DIRECTIVE: Exactly as they appear, output all of the entries.
# start of DATA RECORDS
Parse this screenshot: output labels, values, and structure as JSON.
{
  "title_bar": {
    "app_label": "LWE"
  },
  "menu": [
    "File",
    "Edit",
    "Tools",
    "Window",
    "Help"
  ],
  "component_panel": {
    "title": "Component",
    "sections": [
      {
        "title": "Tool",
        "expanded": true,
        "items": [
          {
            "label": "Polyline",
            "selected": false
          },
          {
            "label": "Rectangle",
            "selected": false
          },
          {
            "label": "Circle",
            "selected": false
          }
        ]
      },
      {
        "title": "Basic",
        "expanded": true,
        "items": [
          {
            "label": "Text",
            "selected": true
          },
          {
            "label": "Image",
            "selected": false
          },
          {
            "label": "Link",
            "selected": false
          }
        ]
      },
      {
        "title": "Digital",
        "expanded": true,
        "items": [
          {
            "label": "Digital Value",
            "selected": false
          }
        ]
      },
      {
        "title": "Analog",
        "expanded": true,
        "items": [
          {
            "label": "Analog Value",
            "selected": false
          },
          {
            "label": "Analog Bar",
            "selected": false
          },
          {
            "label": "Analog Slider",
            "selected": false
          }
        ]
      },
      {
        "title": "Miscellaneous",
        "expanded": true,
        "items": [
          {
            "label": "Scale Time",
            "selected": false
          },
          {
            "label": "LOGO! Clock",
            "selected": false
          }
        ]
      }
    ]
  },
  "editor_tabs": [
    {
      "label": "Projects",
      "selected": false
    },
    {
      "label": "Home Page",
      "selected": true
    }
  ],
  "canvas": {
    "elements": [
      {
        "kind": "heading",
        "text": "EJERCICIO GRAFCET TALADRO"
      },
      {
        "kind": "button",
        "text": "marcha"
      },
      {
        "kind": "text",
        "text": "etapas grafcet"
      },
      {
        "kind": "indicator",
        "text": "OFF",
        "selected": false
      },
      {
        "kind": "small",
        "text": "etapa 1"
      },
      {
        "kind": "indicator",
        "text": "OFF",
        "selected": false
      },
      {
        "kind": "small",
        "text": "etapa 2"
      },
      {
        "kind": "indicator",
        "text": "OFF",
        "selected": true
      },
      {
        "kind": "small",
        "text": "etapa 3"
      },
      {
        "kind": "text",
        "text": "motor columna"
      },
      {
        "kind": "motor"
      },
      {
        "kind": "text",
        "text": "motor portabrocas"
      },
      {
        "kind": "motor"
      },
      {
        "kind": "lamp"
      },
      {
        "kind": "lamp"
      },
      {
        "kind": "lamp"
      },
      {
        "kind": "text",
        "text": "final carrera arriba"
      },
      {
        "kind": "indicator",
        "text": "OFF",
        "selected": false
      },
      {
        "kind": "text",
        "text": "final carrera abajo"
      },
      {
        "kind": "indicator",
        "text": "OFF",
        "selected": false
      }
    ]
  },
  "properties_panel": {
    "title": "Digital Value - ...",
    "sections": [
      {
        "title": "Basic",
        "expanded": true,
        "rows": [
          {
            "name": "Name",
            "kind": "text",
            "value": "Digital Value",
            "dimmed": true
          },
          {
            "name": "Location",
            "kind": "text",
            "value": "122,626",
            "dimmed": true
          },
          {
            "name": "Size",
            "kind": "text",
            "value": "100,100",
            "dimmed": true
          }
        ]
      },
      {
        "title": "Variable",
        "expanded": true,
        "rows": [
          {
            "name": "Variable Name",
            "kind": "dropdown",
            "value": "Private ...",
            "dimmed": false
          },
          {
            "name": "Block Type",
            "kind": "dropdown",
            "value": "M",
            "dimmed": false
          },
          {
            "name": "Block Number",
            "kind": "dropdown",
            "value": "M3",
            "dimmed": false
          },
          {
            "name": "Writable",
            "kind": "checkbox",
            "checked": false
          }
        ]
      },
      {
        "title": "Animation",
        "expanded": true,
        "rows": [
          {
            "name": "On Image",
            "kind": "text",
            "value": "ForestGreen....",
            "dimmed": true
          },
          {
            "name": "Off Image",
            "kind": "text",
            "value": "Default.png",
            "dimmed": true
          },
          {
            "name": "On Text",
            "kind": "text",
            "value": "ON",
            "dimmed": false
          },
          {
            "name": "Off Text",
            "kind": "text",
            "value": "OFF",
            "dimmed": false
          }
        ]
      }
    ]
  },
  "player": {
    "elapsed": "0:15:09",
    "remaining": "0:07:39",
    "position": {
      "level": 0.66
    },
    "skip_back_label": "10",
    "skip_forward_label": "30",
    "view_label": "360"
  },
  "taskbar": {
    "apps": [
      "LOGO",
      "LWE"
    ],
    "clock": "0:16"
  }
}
# end of DATA RECORDS
TASK OUTPUT:
Parse this screenshot: output labels, values, and structure as JSON.
{
  "title_bar": {
    "app_label": "LWE"
  },
  "menu": [
    "File",
    "Edit",
    "Tools",
    "Window",
    "Help"
  ],
  "component_panel": {
    "title": "Component",
    "sections": [
      {
        "title": "Tool",
        "expanded": true,
        "items": [
          {
            "label": "Polyline",
            "selected": false
          },
          {
            "label": "Rectangle",
            "selected": false
          },
          {
            "label": "Circle",
            "selected": false
          }
        ]
      },
      {
        "title": "Basic",
        "expanded": true,
        "items": [
          {
            "label": "Text",
            "selected": true
          },
          {
            "label": "Image",
            "selected": false
          },
          {
            "label": "Link",
            "selected": false
          }
        ]
      },
      {
        "title": "Digital",
        "expanded": true,
        "items": [
          {
            "label": "Digital Value",
            "selected": false
          }
        ]
      },
      {
        "title": "Analog",
        "expanded": true,
        "items": [
          {
            "label": "Analog Value",
            "selected": false
          },
          {
            "label": "Analog Bar",
            "selected": false
          },
          {
            "label": "Analog Slider",
            "selected": false
          }
        ]
      },
      {
        "title": "Miscellaneous",
        "expanded": true,
        "items": [
          {
            "label": "Scale Time",
            "selected": false
          },
          {
            "label": "LOGO! Clock",
            "selected": false
          }
        ]
      }
    ]
  },
  "editor_tabs": [
    {
      "label": "Projects",
      "selected": false
    },
    {
      "label": "Home Page",
      "selected": true
    }
  ],
  "canvas": {
    "elements": [
      {
        "kind": "heading",
        "text": "EJERCICIO GRAFCET TALADRO"
      },
      {
        "kind": "button",
        "text": "marcha"
      },
      {
        "kind": "text",
        "text": "etapas grafcet"
      },
      {
        "kind": "indicator",
        "text": "OFF",
        "selected": false
      },
      {
        "kind": "small",
        "text": "etapa 1"
      },
      {
        "kind": "indicator",
        "text": "OFF",
        "selected": false
      },
      {
        "kind": "small",
        "text": "etapa 2"
      },
      {
        "kind": "indicator",
        "text": "OFF",
        "selected": true
      },
      {
        "kind": "small",
        "text": "etapa 3"
      },
      {
        "kind": "text",
        "text": "motor columna"
      },
      {
        "kind": "motor"
      },
      {
        "kind": "text",
        "text": "motor portabrocas"
      },
      {
        "kind": "motor"
      },
      {
        "kind": "lamp"
      },
      {
        "kind": "lamp"
      },
      {
        "kind": "lamp"
      },
      {
        "kind": "text",
        "text": "final carrera arriba"
      },
      {
        "kind": "indicator",
        "text": "OFF",
        "selected": false
      },
      {
        "kind": "text",
        "text": "final carrera abajo"
      },
      {
        "kind": "indicator",
        "text": "OFF",
        "selected": false
      }
    ]
  },
  "properties_panel": {
    "title": "Digital Value - ...",
    "sections": [
      {
        "title": "Basic",
        "expanded": true,
        "rows": [
          {
            "name": "Name",
            "kind": "text",
            "value": "Digital Value",
            "dimmed": true
          },
          {
            "name": "Location",
            "kind": "text",
            "value": "122,626",
            "dimmed": true
          },
          {
            "name": "Size",
            "kind": "text",
            "value": "100,100",
            "dimmed": true
          }
        ]
      },
      {
        "title": "Variable",
        "expanded": true,
        "rows": [
          {
            "name": "Variable Name",
            "kind": "dropdown",
            "value": "Private ...",
            "dimmed": false
          },
          {
            "name": "Block Type",
            "kind": "dropdown",
            "value": "M",
            "dimmed": false
          },
          {
            "name": "Block Number",
            "kind": "dropdown",
            "value": "M3",
            "dimmed": false
          },
          {
            "name": "Writable",
            "kind": "checkbox",
            "checked": false
          }
        ]
      },
      {
        "title": "Animation",
        "expanded": true,
        "rows": [
          {
            "name": "On Image",
            "kind": "text",
            "value": "ForestGreen....",
            "dimmed": true
          },
          {
            "name": "Off Image",
            "kind": "text",
            "value": "Default.png",
            "dimmed": true
          },
          {
            "name": "On Text",
            "kind": "text",
            "value": "ON",
            "dimmed": false
          },
          {
            "name": "Off Text",
            "kind": "text",
            "value": "OFF",
            "dimmed": false
          }
        ]
      }
    ]
  },
  "player": {
    "elapsed": "0:15:09",
    "remaining": "0:07:39",
    "position": {
      "level": 0.66
    },
    "skip_back_label": "10",
    "skip_forward_label": "30",
    "view_label": "360"
  },
  "taskbar": {
    "apps": [
      "LOGO",
      "LWE"
    ],
    "clock": "0:16"
  }
}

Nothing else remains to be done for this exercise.